## DATA TO USE

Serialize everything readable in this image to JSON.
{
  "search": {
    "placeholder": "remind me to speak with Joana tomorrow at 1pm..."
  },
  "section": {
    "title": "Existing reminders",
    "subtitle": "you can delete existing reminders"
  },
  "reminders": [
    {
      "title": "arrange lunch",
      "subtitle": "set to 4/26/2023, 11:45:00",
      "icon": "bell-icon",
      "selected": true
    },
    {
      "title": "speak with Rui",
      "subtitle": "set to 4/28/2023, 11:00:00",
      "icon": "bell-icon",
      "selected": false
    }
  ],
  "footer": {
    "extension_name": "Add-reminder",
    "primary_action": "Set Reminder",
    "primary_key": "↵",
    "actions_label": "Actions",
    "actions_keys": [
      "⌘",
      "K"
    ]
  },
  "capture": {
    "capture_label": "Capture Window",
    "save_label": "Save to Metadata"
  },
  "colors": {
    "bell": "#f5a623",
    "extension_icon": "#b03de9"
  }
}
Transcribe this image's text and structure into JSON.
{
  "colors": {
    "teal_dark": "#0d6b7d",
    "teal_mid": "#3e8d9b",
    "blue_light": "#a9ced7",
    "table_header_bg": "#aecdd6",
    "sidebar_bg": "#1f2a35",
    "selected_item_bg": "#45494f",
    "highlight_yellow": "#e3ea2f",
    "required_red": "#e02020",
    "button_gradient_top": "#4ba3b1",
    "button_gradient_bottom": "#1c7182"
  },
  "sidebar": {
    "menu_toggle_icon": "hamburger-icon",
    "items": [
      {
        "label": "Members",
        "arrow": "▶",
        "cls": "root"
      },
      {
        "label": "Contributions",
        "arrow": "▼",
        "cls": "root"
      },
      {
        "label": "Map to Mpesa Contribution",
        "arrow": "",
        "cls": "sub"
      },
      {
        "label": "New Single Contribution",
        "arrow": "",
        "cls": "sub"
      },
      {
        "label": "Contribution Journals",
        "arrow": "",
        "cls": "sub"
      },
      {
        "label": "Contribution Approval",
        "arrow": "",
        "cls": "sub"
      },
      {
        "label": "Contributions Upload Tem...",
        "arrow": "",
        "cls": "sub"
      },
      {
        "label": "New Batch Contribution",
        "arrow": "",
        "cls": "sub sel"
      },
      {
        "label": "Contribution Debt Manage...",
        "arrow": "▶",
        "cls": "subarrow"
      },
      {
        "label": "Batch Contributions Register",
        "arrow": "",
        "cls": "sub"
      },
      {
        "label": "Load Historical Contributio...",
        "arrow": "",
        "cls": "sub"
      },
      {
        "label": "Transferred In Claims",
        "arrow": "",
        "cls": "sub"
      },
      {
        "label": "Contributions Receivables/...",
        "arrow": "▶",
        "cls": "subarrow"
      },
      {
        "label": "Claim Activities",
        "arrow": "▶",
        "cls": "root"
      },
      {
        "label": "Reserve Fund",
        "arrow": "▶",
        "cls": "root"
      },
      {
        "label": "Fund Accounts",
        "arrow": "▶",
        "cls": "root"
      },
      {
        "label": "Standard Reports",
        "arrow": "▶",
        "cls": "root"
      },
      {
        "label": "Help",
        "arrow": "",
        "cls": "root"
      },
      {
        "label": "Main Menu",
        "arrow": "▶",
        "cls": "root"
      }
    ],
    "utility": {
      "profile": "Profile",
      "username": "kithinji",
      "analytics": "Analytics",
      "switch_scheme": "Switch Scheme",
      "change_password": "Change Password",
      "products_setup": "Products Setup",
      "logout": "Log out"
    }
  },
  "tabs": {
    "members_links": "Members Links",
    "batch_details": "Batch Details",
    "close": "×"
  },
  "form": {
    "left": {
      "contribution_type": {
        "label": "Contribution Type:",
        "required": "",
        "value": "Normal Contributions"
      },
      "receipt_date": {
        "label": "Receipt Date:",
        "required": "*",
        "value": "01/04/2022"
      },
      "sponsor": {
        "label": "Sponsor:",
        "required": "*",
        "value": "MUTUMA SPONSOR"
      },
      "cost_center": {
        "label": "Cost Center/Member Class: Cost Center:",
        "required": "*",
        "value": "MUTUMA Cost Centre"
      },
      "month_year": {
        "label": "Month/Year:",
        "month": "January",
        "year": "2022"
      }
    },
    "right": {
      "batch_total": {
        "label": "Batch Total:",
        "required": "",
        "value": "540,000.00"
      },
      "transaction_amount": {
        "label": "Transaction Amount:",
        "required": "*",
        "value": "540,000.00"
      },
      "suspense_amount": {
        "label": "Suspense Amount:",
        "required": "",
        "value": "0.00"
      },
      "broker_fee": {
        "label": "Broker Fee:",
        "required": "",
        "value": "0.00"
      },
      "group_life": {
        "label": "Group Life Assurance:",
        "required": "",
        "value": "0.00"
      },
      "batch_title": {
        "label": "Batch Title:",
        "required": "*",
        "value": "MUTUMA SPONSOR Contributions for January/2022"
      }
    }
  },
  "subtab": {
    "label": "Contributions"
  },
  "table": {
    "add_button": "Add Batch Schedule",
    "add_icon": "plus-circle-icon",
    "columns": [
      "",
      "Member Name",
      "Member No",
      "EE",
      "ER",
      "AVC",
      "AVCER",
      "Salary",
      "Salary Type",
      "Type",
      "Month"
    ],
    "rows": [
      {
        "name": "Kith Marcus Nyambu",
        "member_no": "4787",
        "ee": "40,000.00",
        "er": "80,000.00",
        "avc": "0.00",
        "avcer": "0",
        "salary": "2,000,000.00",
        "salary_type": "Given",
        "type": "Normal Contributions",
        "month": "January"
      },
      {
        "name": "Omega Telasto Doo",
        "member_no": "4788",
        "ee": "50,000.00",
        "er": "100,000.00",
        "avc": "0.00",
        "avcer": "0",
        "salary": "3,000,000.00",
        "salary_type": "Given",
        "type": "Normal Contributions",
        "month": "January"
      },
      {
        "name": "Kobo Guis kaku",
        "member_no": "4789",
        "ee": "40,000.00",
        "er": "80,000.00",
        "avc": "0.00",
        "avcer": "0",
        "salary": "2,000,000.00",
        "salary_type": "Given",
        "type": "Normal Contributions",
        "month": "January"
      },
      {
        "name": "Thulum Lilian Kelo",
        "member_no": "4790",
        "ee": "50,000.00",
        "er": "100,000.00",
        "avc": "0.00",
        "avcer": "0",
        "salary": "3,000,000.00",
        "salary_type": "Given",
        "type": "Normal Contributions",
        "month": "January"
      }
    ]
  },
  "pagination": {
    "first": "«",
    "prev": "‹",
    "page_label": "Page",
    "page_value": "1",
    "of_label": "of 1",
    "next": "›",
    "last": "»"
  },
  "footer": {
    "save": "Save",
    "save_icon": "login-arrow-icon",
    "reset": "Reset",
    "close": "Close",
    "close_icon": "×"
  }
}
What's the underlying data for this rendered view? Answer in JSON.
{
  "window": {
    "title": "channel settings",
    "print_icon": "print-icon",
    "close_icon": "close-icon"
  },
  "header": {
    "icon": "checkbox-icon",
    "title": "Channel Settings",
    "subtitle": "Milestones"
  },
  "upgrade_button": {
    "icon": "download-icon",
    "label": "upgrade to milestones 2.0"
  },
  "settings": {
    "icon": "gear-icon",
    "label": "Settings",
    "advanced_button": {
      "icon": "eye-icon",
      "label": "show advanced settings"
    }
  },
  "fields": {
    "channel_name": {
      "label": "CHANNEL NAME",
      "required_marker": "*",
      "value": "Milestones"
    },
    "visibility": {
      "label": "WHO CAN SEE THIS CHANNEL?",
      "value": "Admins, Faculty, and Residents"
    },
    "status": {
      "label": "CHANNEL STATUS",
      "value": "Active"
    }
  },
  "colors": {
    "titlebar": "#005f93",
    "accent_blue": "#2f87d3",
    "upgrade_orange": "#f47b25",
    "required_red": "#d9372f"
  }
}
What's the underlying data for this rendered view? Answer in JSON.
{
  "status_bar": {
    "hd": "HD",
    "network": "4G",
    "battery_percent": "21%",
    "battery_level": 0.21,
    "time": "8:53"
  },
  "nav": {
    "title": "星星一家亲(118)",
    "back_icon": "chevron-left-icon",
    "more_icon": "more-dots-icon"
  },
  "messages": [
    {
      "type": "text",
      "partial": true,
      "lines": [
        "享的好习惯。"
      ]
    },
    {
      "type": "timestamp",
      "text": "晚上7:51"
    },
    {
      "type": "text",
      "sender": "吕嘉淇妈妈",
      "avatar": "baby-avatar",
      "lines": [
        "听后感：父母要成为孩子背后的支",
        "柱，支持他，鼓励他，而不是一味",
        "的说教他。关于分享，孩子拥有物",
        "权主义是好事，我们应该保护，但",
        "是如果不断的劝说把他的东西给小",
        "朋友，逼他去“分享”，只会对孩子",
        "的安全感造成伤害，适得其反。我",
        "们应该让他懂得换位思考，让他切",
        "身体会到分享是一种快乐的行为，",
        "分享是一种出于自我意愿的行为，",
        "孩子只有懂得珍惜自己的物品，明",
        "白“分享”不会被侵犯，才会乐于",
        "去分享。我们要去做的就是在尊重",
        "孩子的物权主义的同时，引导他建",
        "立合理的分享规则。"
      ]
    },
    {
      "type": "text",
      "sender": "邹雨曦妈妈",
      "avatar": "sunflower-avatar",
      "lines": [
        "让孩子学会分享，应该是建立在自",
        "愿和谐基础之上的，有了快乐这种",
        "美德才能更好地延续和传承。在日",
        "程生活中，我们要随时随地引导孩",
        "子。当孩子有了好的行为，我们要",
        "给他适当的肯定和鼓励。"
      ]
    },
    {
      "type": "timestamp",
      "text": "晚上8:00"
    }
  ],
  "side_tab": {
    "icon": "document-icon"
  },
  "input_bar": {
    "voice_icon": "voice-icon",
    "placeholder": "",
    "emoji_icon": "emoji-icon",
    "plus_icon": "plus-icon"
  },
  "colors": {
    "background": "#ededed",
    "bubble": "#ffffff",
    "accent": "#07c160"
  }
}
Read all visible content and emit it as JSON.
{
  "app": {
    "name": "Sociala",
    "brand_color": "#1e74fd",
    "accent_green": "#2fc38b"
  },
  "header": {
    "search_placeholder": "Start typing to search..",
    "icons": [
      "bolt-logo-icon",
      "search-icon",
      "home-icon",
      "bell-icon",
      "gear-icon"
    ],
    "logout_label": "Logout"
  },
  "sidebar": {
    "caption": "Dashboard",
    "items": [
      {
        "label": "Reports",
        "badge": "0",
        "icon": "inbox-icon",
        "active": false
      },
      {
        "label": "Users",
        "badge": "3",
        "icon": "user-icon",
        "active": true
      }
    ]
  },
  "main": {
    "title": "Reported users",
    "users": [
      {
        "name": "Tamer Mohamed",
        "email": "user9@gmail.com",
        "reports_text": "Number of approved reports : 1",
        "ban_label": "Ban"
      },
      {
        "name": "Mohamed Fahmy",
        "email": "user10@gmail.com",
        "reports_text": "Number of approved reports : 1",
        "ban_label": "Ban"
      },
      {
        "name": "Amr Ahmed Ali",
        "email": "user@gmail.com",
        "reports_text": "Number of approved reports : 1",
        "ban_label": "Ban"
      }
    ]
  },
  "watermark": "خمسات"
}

## EXERCISE DETAILS
Look through the entries above and list every line containing "image".

## SOLUTION TO THIS TASK
Serialize everything readable in this image to JSON.
Transcribe this image's text and structure into JSON.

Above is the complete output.